■ THE PROBLEM ■
Pictures in the records should not be copied, but every other part must be repeated exactly.

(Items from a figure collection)
>> BEGIN
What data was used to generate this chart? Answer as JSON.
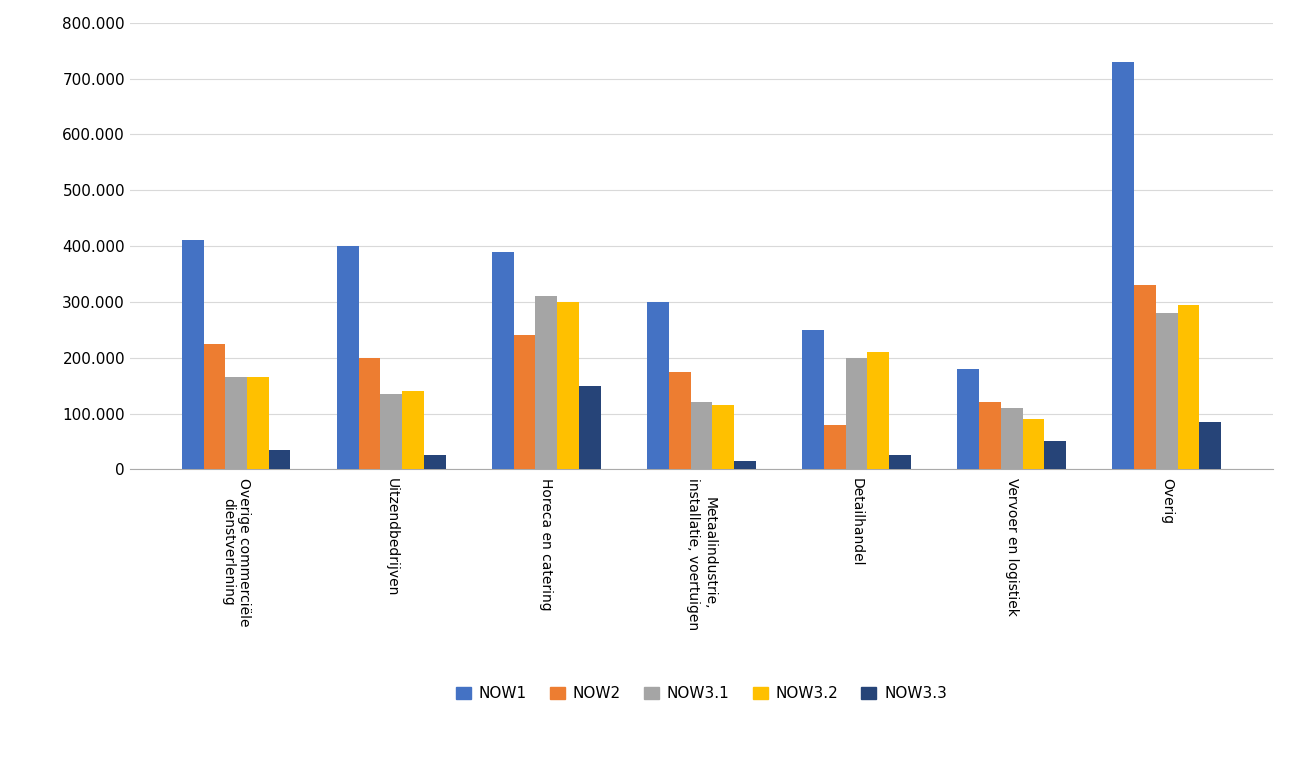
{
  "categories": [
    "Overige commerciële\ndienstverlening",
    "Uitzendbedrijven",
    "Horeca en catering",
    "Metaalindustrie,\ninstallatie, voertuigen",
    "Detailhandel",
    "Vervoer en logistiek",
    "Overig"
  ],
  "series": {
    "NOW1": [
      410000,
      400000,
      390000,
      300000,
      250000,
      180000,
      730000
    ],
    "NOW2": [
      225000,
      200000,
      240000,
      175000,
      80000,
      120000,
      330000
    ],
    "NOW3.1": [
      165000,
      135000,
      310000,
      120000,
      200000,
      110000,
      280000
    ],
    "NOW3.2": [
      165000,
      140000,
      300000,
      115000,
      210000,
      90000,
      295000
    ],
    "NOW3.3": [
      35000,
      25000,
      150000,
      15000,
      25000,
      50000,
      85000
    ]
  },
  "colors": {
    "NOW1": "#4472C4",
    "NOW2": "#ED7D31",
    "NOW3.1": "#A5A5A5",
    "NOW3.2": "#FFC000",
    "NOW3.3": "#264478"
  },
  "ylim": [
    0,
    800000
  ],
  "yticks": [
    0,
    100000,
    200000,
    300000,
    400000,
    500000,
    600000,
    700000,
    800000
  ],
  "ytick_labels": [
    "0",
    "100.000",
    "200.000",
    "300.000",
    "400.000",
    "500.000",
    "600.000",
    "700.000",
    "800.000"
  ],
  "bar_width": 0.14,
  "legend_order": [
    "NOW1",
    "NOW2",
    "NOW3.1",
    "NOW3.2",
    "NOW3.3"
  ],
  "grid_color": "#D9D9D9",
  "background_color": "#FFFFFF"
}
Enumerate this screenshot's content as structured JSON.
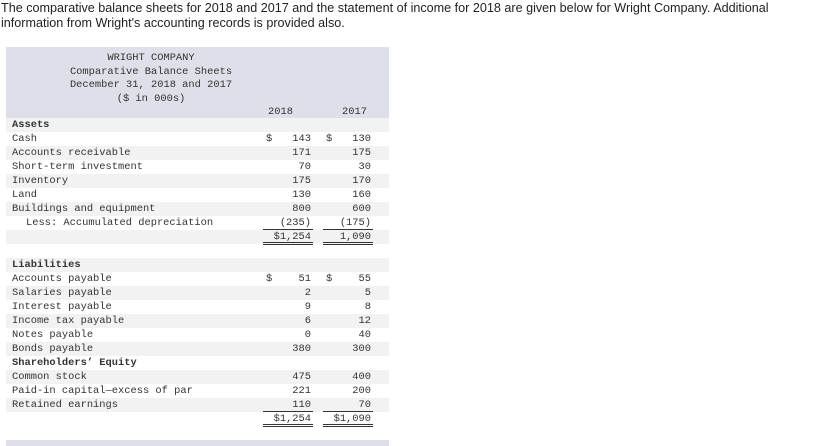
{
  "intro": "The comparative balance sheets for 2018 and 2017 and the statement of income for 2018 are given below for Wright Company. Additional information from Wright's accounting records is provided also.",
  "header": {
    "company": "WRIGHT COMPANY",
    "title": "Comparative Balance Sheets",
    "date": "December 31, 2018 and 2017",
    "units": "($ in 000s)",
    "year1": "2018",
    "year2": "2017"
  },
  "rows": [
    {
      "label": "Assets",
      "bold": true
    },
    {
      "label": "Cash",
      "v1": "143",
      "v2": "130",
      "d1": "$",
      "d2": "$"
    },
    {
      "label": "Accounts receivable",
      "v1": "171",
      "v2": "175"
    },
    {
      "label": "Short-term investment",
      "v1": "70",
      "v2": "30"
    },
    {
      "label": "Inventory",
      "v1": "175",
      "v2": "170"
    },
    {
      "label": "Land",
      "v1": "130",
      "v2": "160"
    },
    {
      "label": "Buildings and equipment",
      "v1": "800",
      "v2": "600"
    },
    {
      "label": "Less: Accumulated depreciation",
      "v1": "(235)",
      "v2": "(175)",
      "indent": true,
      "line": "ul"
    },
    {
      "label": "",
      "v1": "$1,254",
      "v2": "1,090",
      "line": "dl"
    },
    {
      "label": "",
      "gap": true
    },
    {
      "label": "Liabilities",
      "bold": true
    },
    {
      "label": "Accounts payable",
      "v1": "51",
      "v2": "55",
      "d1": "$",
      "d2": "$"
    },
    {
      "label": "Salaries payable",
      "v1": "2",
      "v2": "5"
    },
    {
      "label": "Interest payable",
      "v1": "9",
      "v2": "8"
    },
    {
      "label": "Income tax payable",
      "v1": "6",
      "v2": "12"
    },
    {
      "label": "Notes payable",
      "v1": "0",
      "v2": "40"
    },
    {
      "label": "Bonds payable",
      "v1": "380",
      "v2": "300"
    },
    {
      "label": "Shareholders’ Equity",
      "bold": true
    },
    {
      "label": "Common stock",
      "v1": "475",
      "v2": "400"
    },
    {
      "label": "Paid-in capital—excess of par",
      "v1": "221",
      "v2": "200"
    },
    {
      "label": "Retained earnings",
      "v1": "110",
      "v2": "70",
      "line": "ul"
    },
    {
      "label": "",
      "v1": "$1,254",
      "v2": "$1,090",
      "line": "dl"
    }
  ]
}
>> END
■ RESULT FOR THIS EXERCISE ■
What data was used to generate this chart? Answer as JSON.
{
  "categories": [
    "Overige commerciële\ndienstverlening",
    "Uitzendbedrijven",
    "Horeca en catering",
    "Metaalindustrie,\ninstallatie, voertuigen",
    "Detailhandel",
    "Vervoer en logistiek",
    "Overig"
  ],
  "series": {
    "NOW1": [
      410000,
      400000,
      390000,
      300000,
      250000,
      180000,
      730000
    ],
    "NOW2": [
      225000,
      200000,
      240000,
      175000,
      80000,
      120000,
      330000
    ],
    "NOW3.1": [
      165000,
      135000,
      310000,
      120000,
      200000,
      110000,
      280000
    ],
    "NOW3.2": [
      165000,
      140000,
      300000,
      115000,
      210000,
      90000,
      295000
    ],
    "NOW3.3": [
      35000,
      25000,
      150000,
      15000,
      25000,
      50000,
      85000
    ]
  },
  "colors": {
    "NOW1": "#4472C4",
    "NOW2": "#ED7D31",
    "NOW3.1": "#A5A5A5",
    "NOW3.2": "#FFC000",
    "NOW3.3": "#264478"
  },
  "ylim": [
    0,
    800000
  ],
  "yticks": [
    0,
    100000,
    200000,
    300000,
    400000,
    500000,
    600000,
    700000,
    800000
  ],
  "ytick_labels": [
    "0",
    "100.000",
    "200.000",
    "300.000",
    "400.000",
    "500.000",
    "600.000",
    "700.000",
    "800.000"
  ],
  "bar_width": 0.14,
  "legend_order": [
    "NOW1",
    "NOW2",
    "NOW3.1",
    "NOW3.2",
    "NOW3.3"
  ],
  "grid_color": "#D9D9D9",
  "background_color": "#FFFFFF"
}
Enumerate this screenshot's content as structured JSON.
{
  "intro": "The comparative balance sheets for 2018 and 2017 and the statement of income for 2018 are given below for Wright Company. Additional information from Wright's accounting records is provided also.",
  "header": {
    "company": "WRIGHT COMPANY",
    "title": "Comparative Balance Sheets",
    "date": "December 31, 2018 and 2017",
    "units": "($ in 000s)",
    "year1": "2018",
    "year2": "2017"
  },
  "rows": [
    {
      "label": "Assets",
      "bold": true
    },
    {
      "label": "Cash",
      "v1": "143",
      "v2": "130",
      "d1": "$",
      "d2": "$"
    },
    {
      "label": "Accounts receivable",
      "v1": "171",
      "v2": "175"
    },
    {
      "label": "Short-term investment",
      "v1": "70",
      "v2": "30"
    },
    {
      "label": "Inventory",
      "v1": "175",
      "v2": "170"
    },
    {
      "label": "Land",
      "v1": "130",
      "v2": "160"
    },
    {
      "label": "Buildings and equipment",
      "v1": "800",
      "v2": "600"
    },
    {
      "label": "Less: Accumulated depreciation",
      "v1": "(235)",
      "v2": "(175)",
      "indent": true,
      "line": "ul"
    },
    {
      "label": "",
      "v1": "$1,254",
      "v2": "1,090",
      "line": "dl"
    },
    {
      "label": "",
      "gap": true
    },
    {
      "label": "Liabilities",
      "bold": true
    },
    {
      "label": "Accounts payable",
      "v1": "51",
      "v2": "55",
      "d1": "$",
      "d2": "$"
    },
    {
      "label": "Salaries payable",
      "v1": "2",
      "v2": "5"
    },
    {
      "label": "Interest payable",
      "v1": "9",
      "v2": "8"
    },
    {
      "label": "Income tax payable",
      "v1": "6",
      "v2": "12"
    },
    {
      "label": "Notes payable",
      "v1": "0",
      "v2": "40"
    },
    {
      "label": "Bonds payable",
      "v1": "380",
      "v2": "300"
    },
    {
      "label": "Shareholders’ Equity",
      "bold": true
    },
    {
      "label": "Common stock",
      "v1": "475",
      "v2": "400"
    },
    {
      "label": "Paid-in capital—excess of par",
      "v1": "221",
      "v2": "200"
    },
    {
      "label": "Retained earnings",
      "v1": "110",
      "v2": "70",
      "line": "ul"
    },
    {
      "label": "",
      "v1": "$1,254",
      "v2": "$1,090",
      "line": "dl"
    }
  ]
}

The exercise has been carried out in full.